Stated exercise:
Will you output all of the data below exactly, omitting the images?
- - - - -
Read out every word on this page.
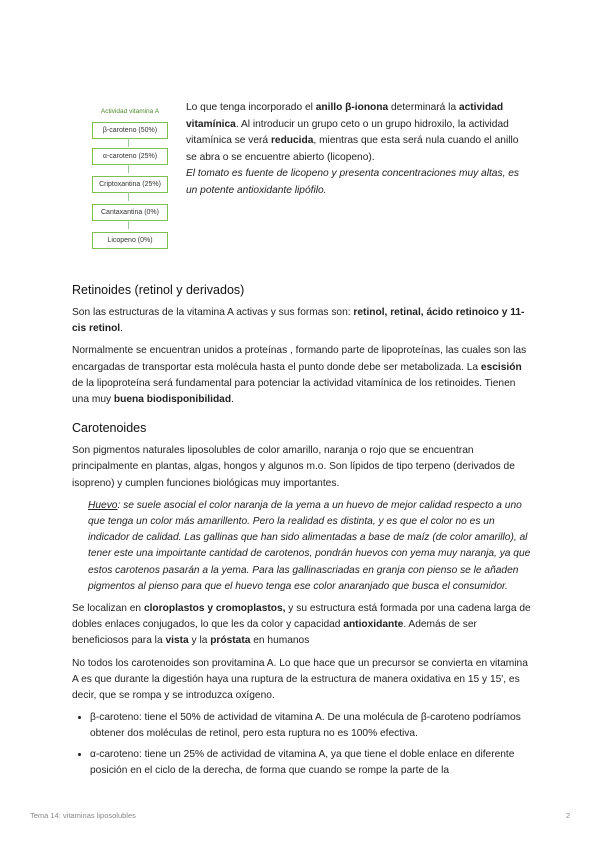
Actividad vitamina A
β-caroteno (50%)
α-caroteno (25%)
Criptoxantina (25%)
Cantaxantina (0%)
Licopeno (0%)

Lo que tenga incorporado el anillo β-ionona determinará la actividad vitamínica. Al introducir un grupo ceto o un grupo hidroxilo, la actividad vitamínica se verá reducida, mientras que esta será nula cuando el anillo se abra o se encuentre abierto (licopeno).

El tomato es fuente de licopeno y presenta concentraciones muy altas, es un potente antioxidante lipófilo.

Retinoides (retinol y derivados)

Son las estructuras de la vitamina A activas y sus formas son: retinol, retinal, ácido retinoico y 11-cis retinol.

Normalmente se encuentran unidos a proteínas , formando parte de lipoproteínas, las cuales son las encargadas de transportar esta molécula hasta el punto donde debe ser metabolizada. La escisión de la lipoproteína será fundamental para potenciar la actividad vitamínica de los retinoides. Tienen una muy buena biodisponibilidad.

Carotenoides

Son pigmentos naturales liposolubles de color amarillo, naranja o rojo que se encuentran principalmente en plantas, algas, hongos y algunos m.o. Son lípidos de tipo terpeno (derivados de isopreno) y cumplen funciones biológicas muy importantes.

Huevo: se suele asocial el color naranja de la yema a un huevo de mejor calidad respecto a uno que tenga un color más amarillento. Pero la realidad es distinta, y es que el color no es un indicador de calidad. Las gallinas que han sido alimentadas a base de maíz (de color amarillo), al tener este una impoirtante cantidad de carotenos, pondrán huevos con yema muy naranja, ya que estos carotenos pasarán a la yema. Para las gallinascriadas en granja con pienso se le añaden pigmentos al pienso para que el huevo tenga ese color anaranjado que busca el consumidor.

Se localizan en cloroplastos y cromoplastos, y su estructura está formada por una cadena larga de dobles enlaces conjugados, lo que les da color y capacidad antioxidante. Además de ser beneficiosos para la vista y la próstata en humanos

No todos los carotenoides son provitamina A. Lo que hace que un precursor se convierta en vitamina A es que durante la digestión haya una ruptura de la estructura de manera oxidativa en 15 y 15', es decir, que se rompa y se introduzca oxígeno.

• β-caroteno: tiene el 50% de actividad de vitamina A. De una molécula de β-caroteno podríamos obtener dos moléculas de retinol, pero esta ruptura no es 100% efectiva.
• α-caroteno: tiene un 25% de actividad de vitamina A, ya que tiene el doble enlace en diferente posición en el ciclo de la derecha, de forma que cuando se rompe la parte de la
Tema 14: vitaminas liposolubles	2
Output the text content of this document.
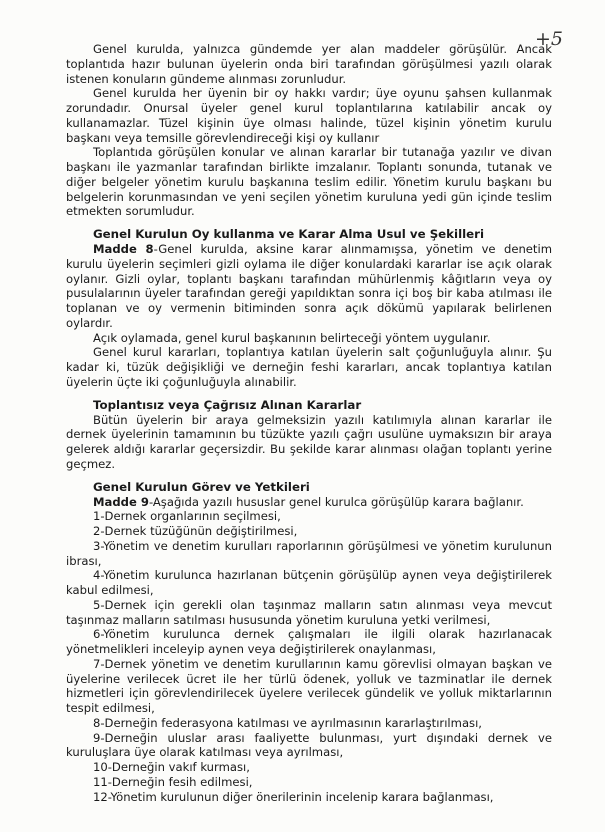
+5

Genel kurulda, yalnızca gündemde yer alan maddeler görüşülür. Ancak toplantıda hazır bulunan üyelerin onda biri tarafından görüşülmesi yazılı olarak istenen konuların gündeme alınması zorunludur.

Genel kurulda her üyenin bir oy hakkı vardır; üye oyunu şahsen kullanmak zorundadır. Onursal üyeler genel kurul toplantılarına katılabilir ancak oy kullanamazlar. Tüzel kişinin üye olması halinde, tüzel kişinin yönetim kurulu başkanı veya temsille görevlendireceği kişi oy kullanır

Toplantıda görüşülen konular ve alınan kararlar bir tutanağa yazılır ve divan başkanı ile yazmanlar tarafından birlikte imzalanır. Toplantı sonunda, tutanak ve diğer belgeler yönetim kurulu başkanına teslim edilir. Yönetim kurulu başkanı bu belgelerin korunmasından ve yeni seçilen yönetim kuruluna yedi gün içinde teslim etmekten sorumludur.

Genel Kurulun Oy kullanma ve Karar Alma Usul ve Şekilleri

Madde 8-Genel kurulda, aksine karar alınmamışsa, yönetim ve denetim kurulu üyelerin seçimleri gizli oylama ile diğer konulardaki kararlar ise açık olarak oylanır. Gizli oylar, toplantı başkanı tarafından mühürlenmiş kâğıtların veya oy pusulalarının üyeler tarafından gereği yapıldıktan sonra içi boş bir kaba atılması ile toplanan ve oy vermenin bitiminden sonra açık dökümü yapılarak belirlenen oylardır.

Açık oylamada, genel kurul başkanının belirteceği yöntem uygulanır.

Genel kurul kararları, toplantıya katılan üyelerin salt çoğunluğuyla alınır. Şu kadar ki, tüzük değişikliği ve derneğin feshi kararları, ancak toplantıya katılan üyelerin üçte iki çoğunluğuyla alınabilir.

Toplantısız veya Çağrısız Alınan Kararlar

Bütün üyelerin bir araya gelmeksizin yazılı katılımıyla alınan kararlar ile dernek üyelerinin tamamının bu tüzükte yazılı çağrı usulüne uymaksızın bir araya gelerek aldığı kararlar geçersizdir. Bu şekilde karar alınması olağan toplantı yerine geçmez.

Genel Kurulun Görev ve Yetkileri

Madde 9-Aşağıda yazılı hususlar genel kurulca görüşülüp karara bağlanır.

1-Dernek organlarının seçilmesi,

2-Dernek tüzüğünün değiştirilmesi,

3-Yönetim ve denetim kurulları raporlarının görüşülmesi ve yönetim kurulunun ibrası,

4-Yönetim kurulunca hazırlanan bütçenin görüşülüp aynen veya değiştirilerek kabul edilmesi,

5-Dernek için gerekli olan taşınmaz malların satın alınması veya mevcut taşınmaz malların satılması hususunda yönetim kuruluna yetki verilmesi,

6-Yönetim kurulunca dernek çalışmaları ile ilgili olarak hazırlanacak yönetmelikleri inceleyip aynen veya değiştirilerek onaylanması,

7-Dernek yönetim ve denetim kurullarının kamu görevlisi olmayan başkan ve üyelerine verilecek ücret ile her türlü ödenek, yolluk ve tazminatlar ile dernek hizmetleri için görevlendirilecek üyelere verilecek gündelik ve yolluk miktarlarının tespit edilmesi,

8-Derneğin federasyona katılması ve ayrılmasının kararlaştırılması,

9-Derneğin uluslar arası faaliyette bulunması, yurt dışındaki dernek ve kuruluşlara üye olarak katılması veya ayrılması,

10-Derneğin vakıf kurması,

11-Derneğin fesih edilmesi,

12-Yönetim kurulunun diğer önerilerinin incelenip karara bağlanması,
- - - - -
Solution:
Read out every word on this page.
Actividad vitamina A
β-caroteno (50%)
α-caroteno (25%)
Criptoxantina (25%)
Cantaxantina (0%)
Licopeno (0%)

Lo que tenga incorporado el anillo β-ionona determinará la actividad vitamínica. Al introducir un grupo ceto o un grupo hidroxilo, la actividad vitamínica se verá reducida, mientras que esta será nula cuando el anillo se abra o se encuentre abierto (licopeno).

El tomato es fuente de licopeno y presenta concentraciones muy altas, es un potente antioxidante lipófilo.

Retinoides (retinol y derivados)

Son las estructuras de la vitamina A activas y sus formas son: retinol, retinal, ácido retinoico y 11-cis retinol.

Normalmente se encuentran unidos a proteínas , formando parte de lipoproteínas, las cuales son las encargadas de transportar esta molécula hasta el punto donde debe ser metabolizada. La escisión de la lipoproteína será fundamental para potenciar la actividad vitamínica de los retinoides. Tienen una muy buena biodisponibilidad.

Carotenoides

Son pigmentos naturales liposolubles de color amarillo, naranja o rojo que se encuentran principalmente en plantas, algas, hongos y algunos m.o. Son lípidos de tipo terpeno (derivados de isopreno) y cumplen funciones biológicas muy importantes.

Huevo: se suele asocial el color naranja de la yema a un huevo de mejor calidad respecto a uno que tenga un color más amarillento. Pero la realidad es distinta, y es que el color no es un indicador de calidad. Las gallinas que han sido alimentadas a base de maíz (de color amarillo), al tener este una impoirtante cantidad de carotenos, pondrán huevos con yema muy naranja, ya que estos carotenos pasarán a la yema. Para las gallinascriadas en granja con pienso se le añaden pigmentos al pienso para que el huevo tenga ese color anaranjado que busca el consumidor.

Se localizan en cloroplastos y cromoplastos, y su estructura está formada por una cadena larga de dobles enlaces conjugados, lo que les da color y capacidad antioxidante. Además de ser beneficiosos para la vista y la próstata en humanos

No todos los carotenoides son provitamina A. Lo que hace que un precursor se convierta en vitamina A es que durante la digestión haya una ruptura de la estructura de manera oxidativa en 15 y 15', es decir, que se rompa y se introduzca oxígeno.

• β-caroteno: tiene el 50% de actividad de vitamina A. De una molécula de β-caroteno podríamos obtener dos moléculas de retinol, pero esta ruptura no es 100% efectiva.
• α-caroteno: tiene un 25% de actividad de vitamina A, ya que tiene el doble enlace en diferente posición en el ciclo de la derecha, de forma que cuando se rompe la parte de la
Tema 14: vitaminas liposolubles	2
Output the text content of this document.
+5

Genel kurulda, yalnızca gündemde yer alan maddeler görüşülür. Ancak toplantıda hazır bulunan üyelerin onda biri tarafından görüşülmesi yazılı olarak istenen konuların gündeme alınması zorunludur.

Genel kurulda her üyenin bir oy hakkı vardır; üye oyunu şahsen kullanmak zorundadır. Onursal üyeler genel kurul toplantılarına katılabilir ancak oy kullanamazlar. Tüzel kişinin üye olması halinde, tüzel kişinin yönetim kurulu başkanı veya temsille görevlendireceği kişi oy kullanır

Toplantıda görüşülen konular ve alınan kararlar bir tutanağa yazılır ve divan başkanı ile yazmanlar tarafından birlikte imzalanır. Toplantı sonunda, tutanak ve diğer belgeler yönetim kurulu başkanına teslim edilir. Yönetim kurulu başkanı bu belgelerin korunmasından ve yeni seçilen yönetim kuruluna yedi gün içinde teslim etmekten sorumludur.

Genel Kurulun Oy kullanma ve Karar Alma Usul ve Şekilleri

Madde 8-Genel kurulda, aksine karar alınmamışsa, yönetim ve denetim kurulu üyelerin seçimleri gizli oylama ile diğer konulardaki kararlar ise açık olarak oylanır. Gizli oylar, toplantı başkanı tarafından mühürlenmiş kâğıtların veya oy pusulalarının üyeler tarafından gereği yapıldıktan sonra içi boş bir kaba atılması ile toplanan ve oy vermenin bitiminden sonra açık dökümü yapılarak belirlenen oylardır.

Açık oylamada, genel kurul başkanının belirteceği yöntem uygulanır.

Genel kurul kararları, toplantıya katılan üyelerin salt çoğunluğuyla alınır. Şu kadar ki, tüzük değişikliği ve derneğin feshi kararları, ancak toplantıya katılan üyelerin üçte iki çoğunluğuyla alınabilir.

Toplantısız veya Çağrısız Alınan Kararlar

Bütün üyelerin bir araya gelmeksizin yazılı katılımıyla alınan kararlar ile dernek üyelerinin tamamının bu tüzükte yazılı çağrı usulüne uymaksızın bir araya gelerek aldığı kararlar geçersizdir. Bu şekilde karar alınması olağan toplantı yerine geçmez.

Genel Kurulun Görev ve Yetkileri

Madde 9-Aşağıda yazılı hususlar genel kurulca görüşülüp karara bağlanır.

1-Dernek organlarının seçilmesi,

2-Dernek tüzüğünün değiştirilmesi,

3-Yönetim ve denetim kurulları raporlarının görüşülmesi ve yönetim kurulunun ibrası,

4-Yönetim kurulunca hazırlanan bütçenin görüşülüp aynen veya değiştirilerek kabul edilmesi,

5-Dernek için gerekli olan taşınmaz malların satın alınması veya mevcut taşınmaz malların satılması hususunda yönetim kuruluna yetki verilmesi,

6-Yönetim kurulunca dernek çalışmaları ile ilgili olarak hazırlanacak yönetmelikleri inceleyip aynen veya değiştirilerek onaylanması,

7-Dernek yönetim ve denetim kurullarının kamu görevlisi olmayan başkan ve üyelerine verilecek ücret ile her türlü ödenek, yolluk ve tazminatlar ile dernek hizmetleri için görevlendirilecek üyelere verilecek gündelik ve yolluk miktarlarının tespit edilmesi,

8-Derneğin federasyona katılması ve ayrılmasının kararlaştırılması,

9-Derneğin uluslar arası faaliyette bulunması, yurt dışındaki dernek ve kuruluşlara üye olarak katılması veya ayrılması,

10-Derneğin vakıf kurması,

11-Derneğin fesih edilmesi,

12-Yönetim kurulunun diğer önerilerinin incelenip karara bağlanması,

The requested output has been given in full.